### STORED DATA

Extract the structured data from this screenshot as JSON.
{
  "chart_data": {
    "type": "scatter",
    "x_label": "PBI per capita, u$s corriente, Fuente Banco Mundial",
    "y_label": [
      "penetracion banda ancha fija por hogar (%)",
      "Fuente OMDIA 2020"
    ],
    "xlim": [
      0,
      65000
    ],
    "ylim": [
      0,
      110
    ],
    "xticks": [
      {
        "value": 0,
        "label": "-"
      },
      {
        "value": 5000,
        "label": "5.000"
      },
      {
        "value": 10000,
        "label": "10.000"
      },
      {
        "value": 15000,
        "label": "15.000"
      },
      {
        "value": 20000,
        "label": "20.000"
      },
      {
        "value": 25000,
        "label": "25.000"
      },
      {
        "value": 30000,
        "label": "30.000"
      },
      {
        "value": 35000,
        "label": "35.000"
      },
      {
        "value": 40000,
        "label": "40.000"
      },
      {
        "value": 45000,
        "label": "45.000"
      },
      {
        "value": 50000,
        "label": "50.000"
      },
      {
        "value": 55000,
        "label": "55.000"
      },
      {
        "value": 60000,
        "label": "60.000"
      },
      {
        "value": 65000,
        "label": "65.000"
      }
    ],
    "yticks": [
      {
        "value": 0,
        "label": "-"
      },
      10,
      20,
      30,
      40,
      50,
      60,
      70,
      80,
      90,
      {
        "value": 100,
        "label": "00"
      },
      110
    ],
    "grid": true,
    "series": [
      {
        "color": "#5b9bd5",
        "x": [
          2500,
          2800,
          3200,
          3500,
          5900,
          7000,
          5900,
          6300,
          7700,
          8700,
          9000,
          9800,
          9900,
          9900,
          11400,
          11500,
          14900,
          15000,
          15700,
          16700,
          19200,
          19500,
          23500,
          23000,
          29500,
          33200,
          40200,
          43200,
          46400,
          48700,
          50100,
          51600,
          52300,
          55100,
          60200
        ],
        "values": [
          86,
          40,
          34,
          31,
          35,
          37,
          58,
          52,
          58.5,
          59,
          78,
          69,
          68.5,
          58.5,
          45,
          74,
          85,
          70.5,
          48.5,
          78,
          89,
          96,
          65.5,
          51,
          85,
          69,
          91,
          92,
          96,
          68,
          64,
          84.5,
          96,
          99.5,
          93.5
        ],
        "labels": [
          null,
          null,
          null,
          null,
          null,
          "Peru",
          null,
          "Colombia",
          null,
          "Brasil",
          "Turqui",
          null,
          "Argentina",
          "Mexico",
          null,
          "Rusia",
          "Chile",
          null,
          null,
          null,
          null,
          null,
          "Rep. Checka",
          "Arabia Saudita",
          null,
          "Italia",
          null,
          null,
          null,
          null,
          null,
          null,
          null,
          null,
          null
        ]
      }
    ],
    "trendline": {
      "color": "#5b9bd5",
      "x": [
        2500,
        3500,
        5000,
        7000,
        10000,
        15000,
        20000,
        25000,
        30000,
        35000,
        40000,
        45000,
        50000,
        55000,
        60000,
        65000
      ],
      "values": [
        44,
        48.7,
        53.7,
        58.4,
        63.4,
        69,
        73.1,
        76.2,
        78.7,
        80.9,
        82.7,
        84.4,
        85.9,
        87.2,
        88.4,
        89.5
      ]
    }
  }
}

######

PROMPT:
Write out each line of the data that holds the string "Fuente".

RESPONSE BELOW:
    "x_label": "PBI per capita, u$s corriente, Fuente Banco Mundial",
      "Fuente OMDIA 2020"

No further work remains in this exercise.